======== Data supplied ========

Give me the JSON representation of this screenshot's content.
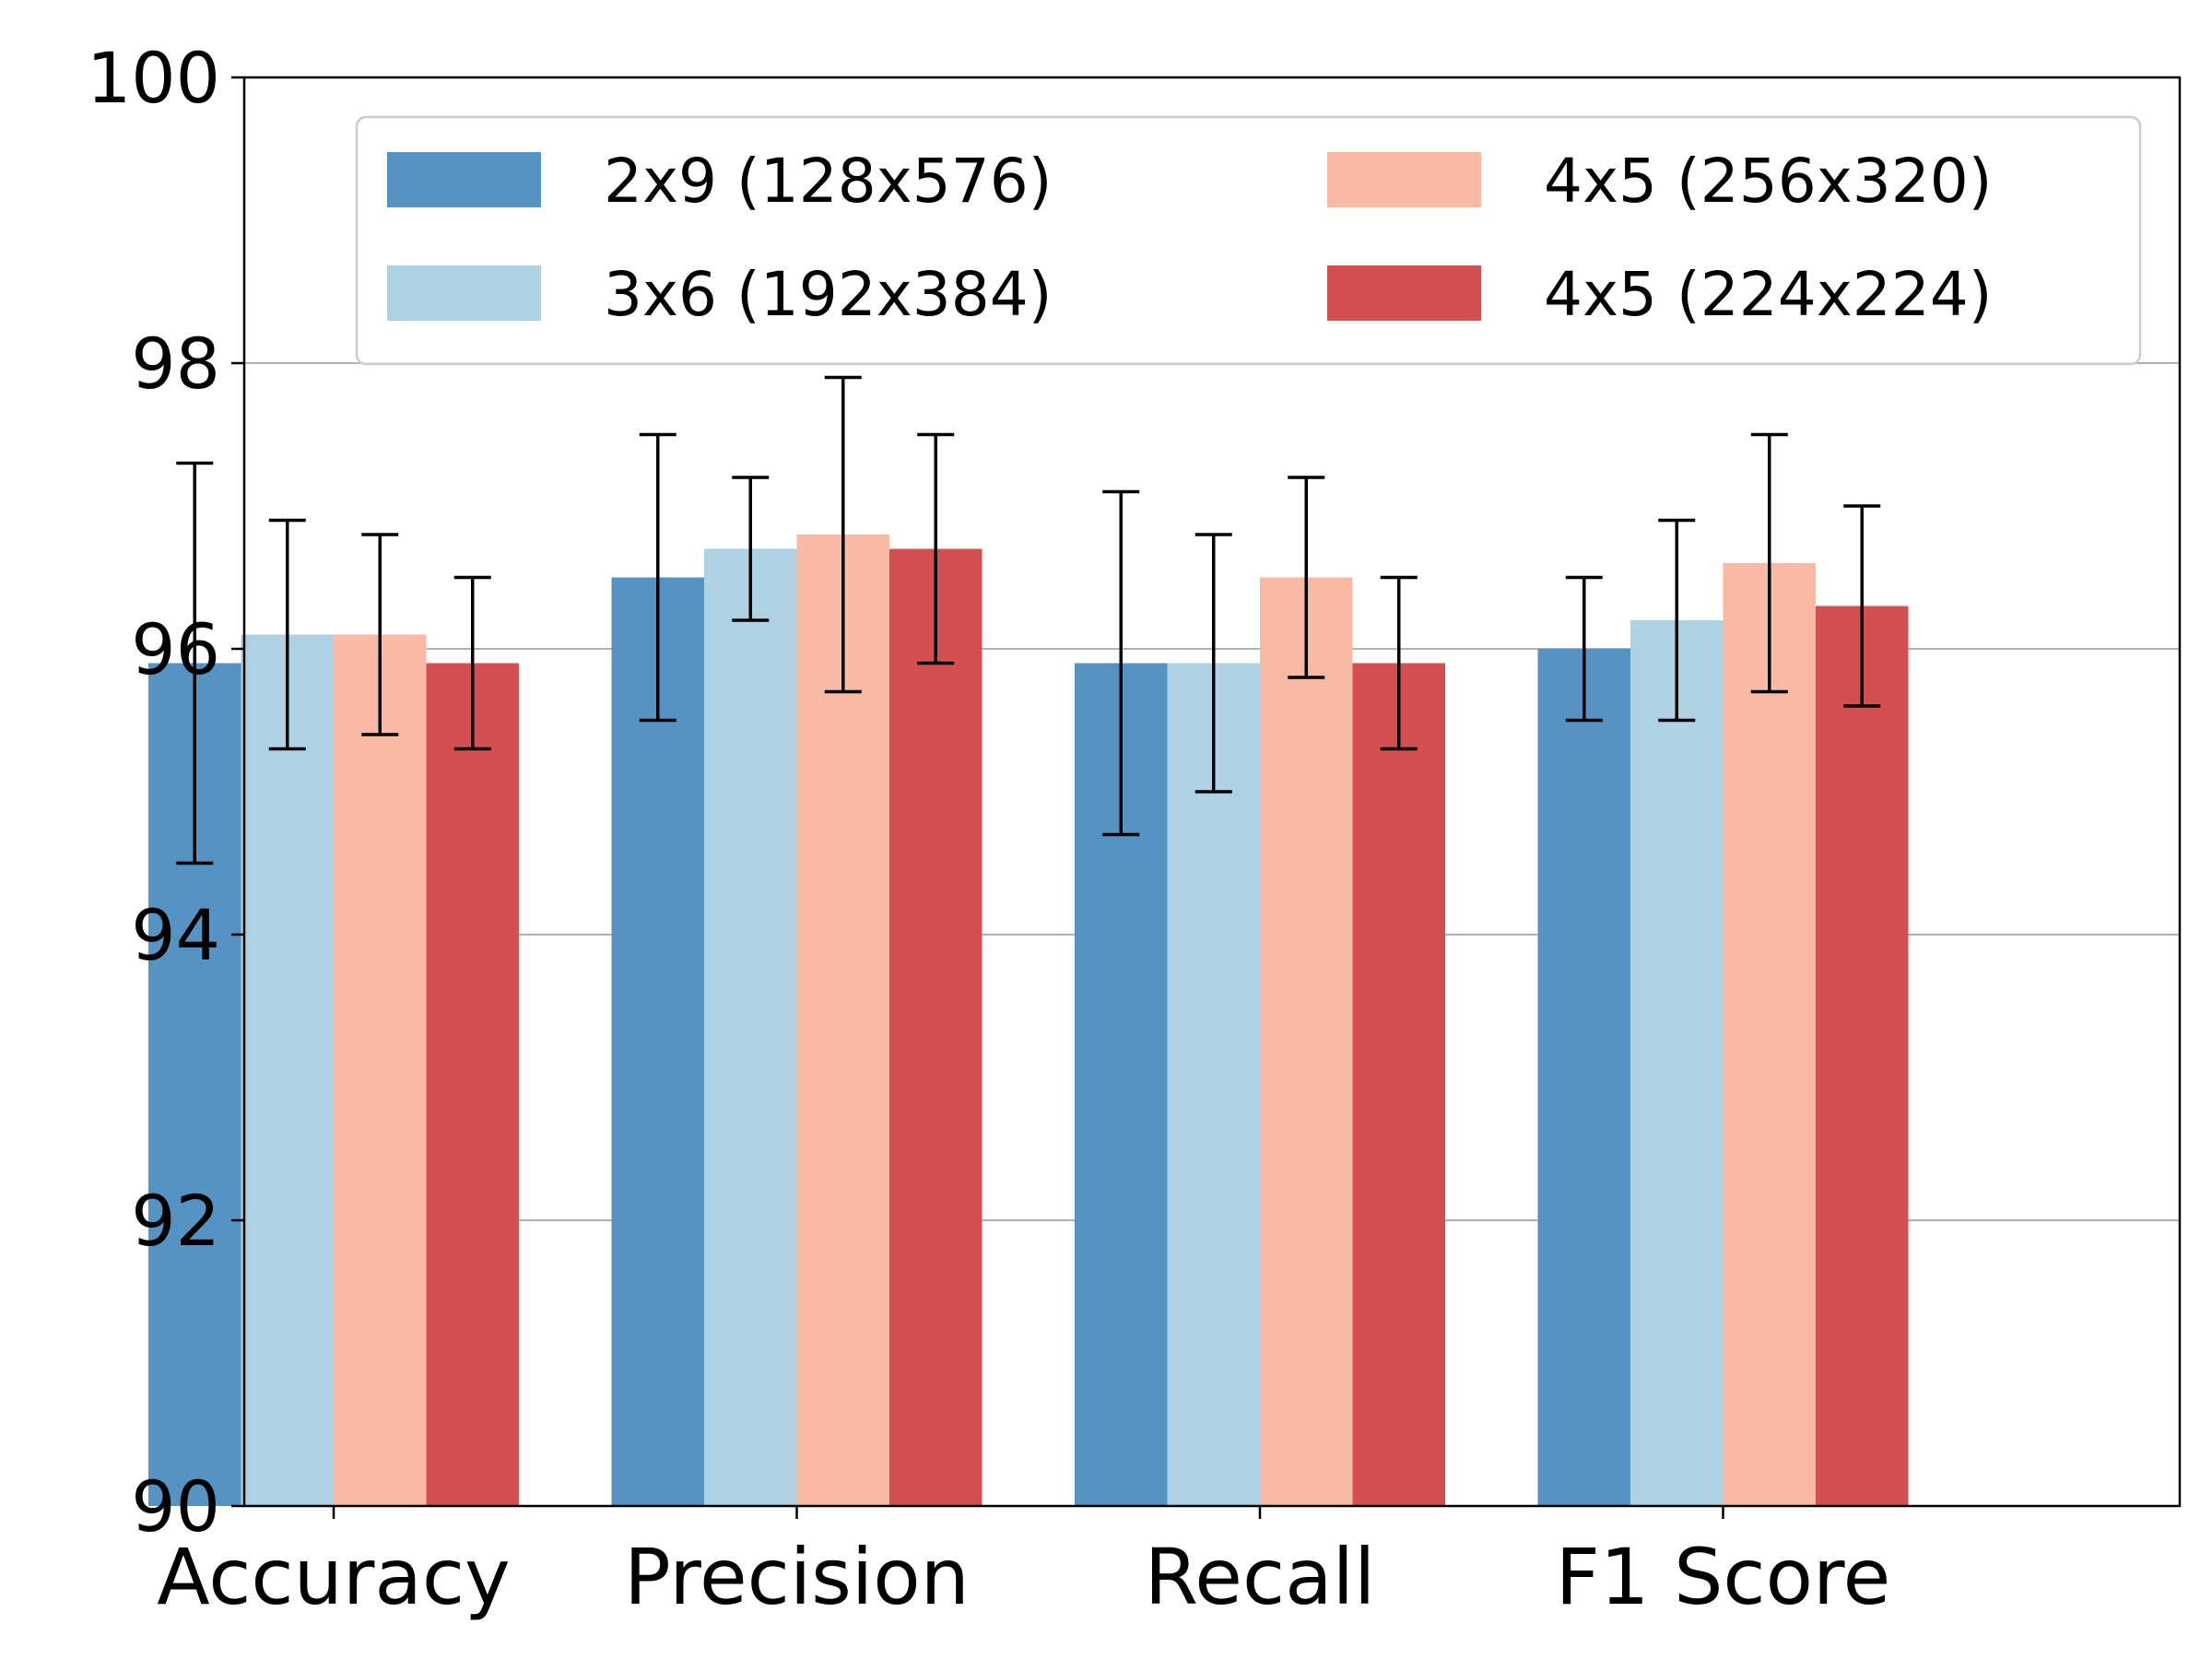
{
  "chart_data": {
    "type": "bar",
    "title": "",
    "xlabel": "",
    "ylabel": "",
    "categories": [
      "Accuracy",
      "Precision",
      "Recall",
      "F1 Score"
    ],
    "ylim": [
      90,
      100
    ],
    "yticks": [
      90,
      92,
      94,
      96,
      98,
      100
    ],
    "grid": "y",
    "legend_position": "top",
    "legend_columns": 2,
    "series": [
      {
        "name": "2x9 (128x576)",
        "color": "#5493c4",
        "values": [
          95.9,
          96.5,
          95.9,
          96.0
        ],
        "err_low": [
          94.5,
          95.5,
          94.7,
          95.5
        ],
        "err_high": [
          97.3,
          97.5,
          97.1,
          96.5
        ]
      },
      {
        "name": "3x6 (192x384)",
        "color": "#aed2e3",
        "values": [
          96.1,
          96.7,
          95.9,
          96.2
        ],
        "err_low": [
          95.3,
          96.2,
          95.0,
          95.5
        ],
        "err_high": [
          96.9,
          97.2,
          96.8,
          96.9
        ]
      },
      {
        "name": "4x5 (256x320)",
        "color": "#f8baa4",
        "values": [
          96.1,
          96.8,
          96.5,
          96.6
        ],
        "err_low": [
          95.4,
          95.7,
          95.8,
          95.7
        ],
        "err_high": [
          96.8,
          97.9,
          97.2,
          97.5
        ]
      },
      {
        "name": "4x5 (224x224)",
        "color": "#d44f50",
        "values": [
          95.9,
          96.7,
          95.9,
          96.3
        ],
        "err_low": [
          95.3,
          95.9,
          95.3,
          95.6
        ],
        "err_high": [
          96.5,
          97.5,
          96.5,
          97.0
        ]
      }
    ]
  }
}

========

▶ Required task
Using the records above, output their complete text exactly, minus any images.

▶ Answer
Give me the JSON representation of this screenshot's content.
{
  "chart_data": {
    "type": "bar",
    "title": "",
    "xlabel": "",
    "ylabel": "",
    "categories": [
      "Accuracy",
      "Precision",
      "Recall",
      "F1 Score"
    ],
    "ylim": [
      90,
      100
    ],
    "yticks": [
      90,
      92,
      94,
      96,
      98,
      100
    ],
    "grid": "y",
    "legend_position": "top",
    "legend_columns": 2,
    "series": [
      {
        "name": "2x9 (128x576)",
        "color": "#5493c4",
        "values": [
          95.9,
          96.5,
          95.9,
          96.0
        ],
        "err_low": [
          94.5,
          95.5,
          94.7,
          95.5
        ],
        "err_high": [
          97.3,
          97.5,
          97.1,
          96.5
        ]
      },
      {
        "name": "3x6 (192x384)",
        "color": "#aed2e3",
        "values": [
          96.1,
          96.7,
          95.9,
          96.2
        ],
        "err_low": [
          95.3,
          96.2,
          95.0,
          95.5
        ],
        "err_high": [
          96.9,
          97.2,
          96.8,
          96.9
        ]
      },
      {
        "name": "4x5 (256x320)",
        "color": "#f8baa4",
        "values": [
          96.1,
          96.8,
          96.5,
          96.6
        ],
        "err_low": [
          95.4,
          95.7,
          95.8,
          95.7
        ],
        "err_high": [
          96.8,
          97.9,
          97.2,
          97.5
        ]
      },
      {
        "name": "4x5 (224x224)",
        "color": "#d44f50",
        "values": [
          95.9,
          96.7,
          95.9,
          96.3
        ],
        "err_low": [
          95.3,
          95.9,
          95.3,
          95.6
        ],
        "err_high": [
          96.5,
          97.5,
          96.5,
          97.0
        ]
      }
    ]
  }
}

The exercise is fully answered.